→ **PROBLEM DESCRIPTION**: Return the records exactly as they are.

--

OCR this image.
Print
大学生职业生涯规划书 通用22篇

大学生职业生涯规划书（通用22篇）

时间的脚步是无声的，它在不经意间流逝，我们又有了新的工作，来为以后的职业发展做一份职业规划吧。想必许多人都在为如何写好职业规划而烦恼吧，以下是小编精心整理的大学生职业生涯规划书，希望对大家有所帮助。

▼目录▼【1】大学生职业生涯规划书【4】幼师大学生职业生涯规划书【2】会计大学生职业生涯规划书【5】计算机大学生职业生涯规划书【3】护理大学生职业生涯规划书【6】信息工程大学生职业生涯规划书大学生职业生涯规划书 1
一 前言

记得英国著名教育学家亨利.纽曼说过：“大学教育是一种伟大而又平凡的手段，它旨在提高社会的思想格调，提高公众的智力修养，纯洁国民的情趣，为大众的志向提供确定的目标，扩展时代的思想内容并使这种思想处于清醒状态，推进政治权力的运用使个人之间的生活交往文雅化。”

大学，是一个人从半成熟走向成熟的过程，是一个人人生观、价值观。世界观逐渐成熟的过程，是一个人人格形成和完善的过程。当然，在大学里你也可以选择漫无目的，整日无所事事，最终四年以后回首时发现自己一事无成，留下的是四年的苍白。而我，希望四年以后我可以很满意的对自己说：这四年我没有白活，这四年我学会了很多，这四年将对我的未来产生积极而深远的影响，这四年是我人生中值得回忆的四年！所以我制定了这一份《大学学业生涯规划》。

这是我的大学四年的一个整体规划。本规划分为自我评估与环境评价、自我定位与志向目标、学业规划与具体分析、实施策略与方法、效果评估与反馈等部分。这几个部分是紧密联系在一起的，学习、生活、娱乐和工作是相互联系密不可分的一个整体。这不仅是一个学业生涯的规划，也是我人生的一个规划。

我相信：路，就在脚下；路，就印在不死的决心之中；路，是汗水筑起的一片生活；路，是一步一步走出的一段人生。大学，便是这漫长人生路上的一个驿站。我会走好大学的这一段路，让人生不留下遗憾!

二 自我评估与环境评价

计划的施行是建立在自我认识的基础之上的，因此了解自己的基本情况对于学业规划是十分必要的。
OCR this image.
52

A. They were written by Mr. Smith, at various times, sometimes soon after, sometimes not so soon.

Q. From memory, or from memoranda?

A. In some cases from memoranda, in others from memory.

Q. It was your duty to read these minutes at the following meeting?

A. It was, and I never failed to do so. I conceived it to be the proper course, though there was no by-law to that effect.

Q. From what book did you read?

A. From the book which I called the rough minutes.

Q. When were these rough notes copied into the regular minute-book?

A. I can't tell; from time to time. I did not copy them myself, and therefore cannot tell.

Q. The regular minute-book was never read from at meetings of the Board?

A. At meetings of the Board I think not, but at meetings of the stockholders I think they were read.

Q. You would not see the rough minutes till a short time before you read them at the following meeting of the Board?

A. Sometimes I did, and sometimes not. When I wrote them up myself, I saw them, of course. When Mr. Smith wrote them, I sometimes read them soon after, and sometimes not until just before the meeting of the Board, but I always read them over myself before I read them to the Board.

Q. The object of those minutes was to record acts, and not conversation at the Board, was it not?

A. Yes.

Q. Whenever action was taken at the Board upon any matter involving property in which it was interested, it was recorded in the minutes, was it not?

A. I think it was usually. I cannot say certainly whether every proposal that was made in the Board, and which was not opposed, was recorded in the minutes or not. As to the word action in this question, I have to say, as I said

--

→ **PROBLEM SOLUTION**:
OCR this image.
Print
大学生职业生涯规划书 通用22篇

大学生职业生涯规划书（通用22篇）

时间的脚步是无声的，它在不经意间流逝，我们又有了新的工作，来为以后的职业发展做一份职业规划吧。想必许多人都在为如何写好职业规划而烦恼吧，以下是小编精心整理的大学生职业生涯规划书，希望对大家有所帮助。

▼目录▼【1】大学生职业生涯规划书【4】幼师大学生职业生涯规划书【2】会计大学生职业生涯规划书【5】计算机大学生职业生涯规划书【3】护理大学生职业生涯规划书【6】信息工程大学生职业生涯规划书大学生职业生涯规划书 1
一 前言

记得英国著名教育学家亨利.纽曼说过：“大学教育是一种伟大而又平凡的手段，它旨在提高社会的思想格调，提高公众的智力修养，纯洁国民的情趣，为大众的志向提供确定的目标，扩展时代的思想内容并使这种思想处于清醒状态，推进政治权力的运用使个人之间的生活交往文雅化。”

大学，是一个人从半成熟走向成熟的过程，是一个人人生观、价值观。世界观逐渐成熟的过程，是一个人人格形成和完善的过程。当然，在大学里你也可以选择漫无目的，整日无所事事，最终四年以后回首时发现自己一事无成，留下的是四年的苍白。而我，希望四年以后我可以很满意的对自己说：这四年我没有白活，这四年我学会了很多，这四年将对我的未来产生积极而深远的影响，这四年是我人生中值得回忆的四年！所以我制定了这一份《大学学业生涯规划》。

这是我的大学四年的一个整体规划。本规划分为自我评估与环境评价、自我定位与志向目标、学业规划与具体分析、实施策略与方法、效果评估与反馈等部分。这几个部分是紧密联系在一起的，学习、生活、娱乐和工作是相互联系密不可分的一个整体。这不仅是一个学业生涯的规划，也是我人生的一个规划。

我相信：路，就在脚下；路，就印在不死的决心之中；路，是汗水筑起的一片生活；路，是一步一步走出的一段人生。大学，便是这漫长人生路上的一个驿站。我会走好大学的这一段路，让人生不留下遗憾!

二 自我评估与环境评价

计划的施行是建立在自我认识的基础之上的，因此了解自己的基本情况对于学业规划是十分必要的。
OCR this image.
52

A. They were written by Mr. Smith, at various times, sometimes soon after, sometimes not so soon.

Q. From memory, or from memoranda?

A. In some cases from memoranda, in others from memory.

Q. It was your duty to read these minutes at the following meeting?

A. It was, and I never failed to do so. I conceived it to be the proper course, though there was no by-law to that effect.

Q. From what book did you read?

A. From the book which I called the rough minutes.

Q. When were these rough notes copied into the regular minute-book?

A. I can't tell; from time to time. I did not copy them myself, and therefore cannot tell.

Q. The regular minute-book was never read from at meetings of the Board?

A. At meetings of the Board I think not, but at meetings of the stockholders I think they were read.

Q. You would not see the rough minutes till a short time before you read them at the following meeting of the Board?

A. Sometimes I did, and sometimes not. When I wrote them up myself, I saw them, of course. When Mr. Smith wrote them, I sometimes read them soon after, and sometimes not until just before the meeting of the Board, but I always read them over myself before I read them to the Board.

Q. The object of those minutes was to record acts, and not conversation at the Board, was it not?

A. Yes.

Q. Whenever action was taken at the Board upon any matter involving property in which it was interested, it was recorded in the minutes, was it not?

A. I think it was usually. I cannot say certainly whether every proposal that was made in the Board, and which was not opposed, was recorded in the minutes or not. As to the word action in this question, I have to say, as I said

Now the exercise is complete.